[Figure content listings]
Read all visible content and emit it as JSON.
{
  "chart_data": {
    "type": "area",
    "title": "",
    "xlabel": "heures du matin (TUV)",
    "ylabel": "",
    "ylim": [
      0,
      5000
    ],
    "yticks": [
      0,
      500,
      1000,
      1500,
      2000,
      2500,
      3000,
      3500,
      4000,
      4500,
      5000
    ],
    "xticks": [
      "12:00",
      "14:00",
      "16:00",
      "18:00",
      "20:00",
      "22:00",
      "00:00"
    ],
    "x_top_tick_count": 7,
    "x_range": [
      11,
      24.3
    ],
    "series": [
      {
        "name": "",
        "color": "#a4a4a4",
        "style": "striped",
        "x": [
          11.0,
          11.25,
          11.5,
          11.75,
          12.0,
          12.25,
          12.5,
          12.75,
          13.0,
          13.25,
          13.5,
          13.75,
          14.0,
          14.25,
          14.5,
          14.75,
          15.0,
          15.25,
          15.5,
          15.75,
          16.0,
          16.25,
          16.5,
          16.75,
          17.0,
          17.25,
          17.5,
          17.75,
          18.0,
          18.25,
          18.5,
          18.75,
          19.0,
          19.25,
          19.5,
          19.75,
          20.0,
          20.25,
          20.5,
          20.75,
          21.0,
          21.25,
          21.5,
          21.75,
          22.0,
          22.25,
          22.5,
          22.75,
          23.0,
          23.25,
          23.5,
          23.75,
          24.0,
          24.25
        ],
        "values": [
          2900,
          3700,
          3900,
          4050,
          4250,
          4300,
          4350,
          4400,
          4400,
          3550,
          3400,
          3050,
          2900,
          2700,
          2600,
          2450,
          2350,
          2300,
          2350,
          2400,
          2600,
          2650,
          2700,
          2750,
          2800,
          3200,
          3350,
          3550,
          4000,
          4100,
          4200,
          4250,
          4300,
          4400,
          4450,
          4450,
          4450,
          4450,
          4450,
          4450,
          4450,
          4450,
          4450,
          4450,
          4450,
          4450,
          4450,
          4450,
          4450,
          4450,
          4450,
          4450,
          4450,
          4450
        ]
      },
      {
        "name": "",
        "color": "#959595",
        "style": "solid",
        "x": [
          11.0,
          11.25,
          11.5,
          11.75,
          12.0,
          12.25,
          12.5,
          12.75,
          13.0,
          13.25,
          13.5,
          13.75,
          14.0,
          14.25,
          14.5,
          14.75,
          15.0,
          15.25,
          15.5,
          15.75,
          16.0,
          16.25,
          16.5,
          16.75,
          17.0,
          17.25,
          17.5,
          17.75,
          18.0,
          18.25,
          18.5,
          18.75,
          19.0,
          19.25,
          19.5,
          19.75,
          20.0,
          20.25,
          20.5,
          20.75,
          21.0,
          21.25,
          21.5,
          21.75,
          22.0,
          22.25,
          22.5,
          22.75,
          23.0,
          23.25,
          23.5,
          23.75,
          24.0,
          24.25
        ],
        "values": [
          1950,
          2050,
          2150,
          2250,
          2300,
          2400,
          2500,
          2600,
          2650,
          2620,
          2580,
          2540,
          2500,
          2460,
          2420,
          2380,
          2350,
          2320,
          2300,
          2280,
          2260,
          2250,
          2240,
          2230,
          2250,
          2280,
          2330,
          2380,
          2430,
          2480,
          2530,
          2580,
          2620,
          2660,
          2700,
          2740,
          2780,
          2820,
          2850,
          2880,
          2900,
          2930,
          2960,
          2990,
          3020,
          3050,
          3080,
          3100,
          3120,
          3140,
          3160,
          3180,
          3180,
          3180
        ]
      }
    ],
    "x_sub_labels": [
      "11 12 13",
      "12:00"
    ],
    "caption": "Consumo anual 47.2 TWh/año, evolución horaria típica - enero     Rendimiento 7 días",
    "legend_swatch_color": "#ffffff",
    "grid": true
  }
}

WHAT THE EXERCISE ASKS:
Your task is to repeat each line of the material exactly.

RESPONSE BELOW:
Read all visible content and emit it as JSON.
{
  "chart_data": {
    "type": "area",
    "title": "",
    "xlabel": "heures du matin (TUV)",
    "ylabel": "",
    "ylim": [
      0,
      5000
    ],
    "yticks": [
      0,
      500,
      1000,
      1500,
      2000,
      2500,
      3000,
      3500,
      4000,
      4500,
      5000
    ],
    "xticks": [
      "12:00",
      "14:00",
      "16:00",
      "18:00",
      "20:00",
      "22:00",
      "00:00"
    ],
    "x_top_tick_count": 7,
    "x_range": [
      11,
      24.3
    ],
    "series": [
      {
        "name": "",
        "color": "#a4a4a4",
        "style": "striped",
        "x": [
          11.0,
          11.25,
          11.5,
          11.75,
          12.0,
          12.25,
          12.5,
          12.75,
          13.0,
          13.25,
          13.5,
          13.75,
          14.0,
          14.25,
          14.5,
          14.75,
          15.0,
          15.25,
          15.5,
          15.75,
          16.0,
          16.25,
          16.5,
          16.75,
          17.0,
          17.25,
          17.5,
          17.75,
          18.0,
          18.25,
          18.5,
          18.75,
          19.0,
          19.25,
          19.5,
          19.75,
          20.0,
          20.25,
          20.5,
          20.75,
          21.0,
          21.25,
          21.5,
          21.75,
          22.0,
          22.25,
          22.5,
          22.75,
          23.0,
          23.25,
          23.5,
          23.75,
          24.0,
          24.25
        ],
        "values": [
          2900,
          3700,
          3900,
          4050,
          4250,
          4300,
          4350,
          4400,
          4400,
          3550,
          3400,
          3050,
          2900,
          2700,
          2600,
          2450,
          2350,
          2300,
          2350,
          2400,
          2600,
          2650,
          2700,
          2750,
          2800,
          3200,
          3350,
          3550,
          4000,
          4100,
          4200,
          4250,
          4300,
          4400,
          4450,
          4450,
          4450,
          4450,
          4450,
          4450,
          4450,
          4450,
          4450,
          4450,
          4450,
          4450,
          4450,
          4450,
          4450,
          4450,
          4450,
          4450,
          4450,
          4450
        ]
      },
      {
        "name": "",
        "color": "#959595",
        "style": "solid",
        "x": [
          11.0,
          11.25,
          11.5,
          11.75,
          12.0,
          12.25,
          12.5,
          12.75,
          13.0,
          13.25,
          13.5,
          13.75,
          14.0,
          14.25,
          14.5,
          14.75,
          15.0,
          15.25,
          15.5,
          15.75,
          16.0,
          16.25,
          16.5,
          16.75,
          17.0,
          17.25,
          17.5,
          17.75,
          18.0,
          18.25,
          18.5,
          18.75,
          19.0,
          19.25,
          19.5,
          19.75,
          20.0,
          20.25,
          20.5,
          20.75,
          21.0,
          21.25,
          21.5,
          21.75,
          22.0,
          22.25,
          22.5,
          22.75,
          23.0,
          23.25,
          23.5,
          23.75,
          24.0,
          24.25
        ],
        "values": [
          1950,
          2050,
          2150,
          2250,
          2300,
          2400,
          2500,
          2600,
          2650,
          2620,
          2580,
          2540,
          2500,
          2460,
          2420,
          2380,
          2350,
          2320,
          2300,
          2280,
          2260,
          2250,
          2240,
          2230,
          2250,
          2280,
          2330,
          2380,
          2430,
          2480,
          2530,
          2580,
          2620,
          2660,
          2700,
          2740,
          2780,
          2820,
          2850,
          2880,
          2900,
          2930,
          2960,
          2990,
          3020,
          3050,
          3080,
          3100,
          3120,
          3140,
          3160,
          3180,
          3180,
          3180
        ]
      }
    ],
    "x_sub_labels": [
      "11 12 13",
      "12:00"
    ],
    "caption": "Consumo anual 47.2 TWh/año, evolución horaria típica - enero     Rendimiento 7 días",
    "legend_swatch_color": "#ffffff",
    "grid": true
  }
}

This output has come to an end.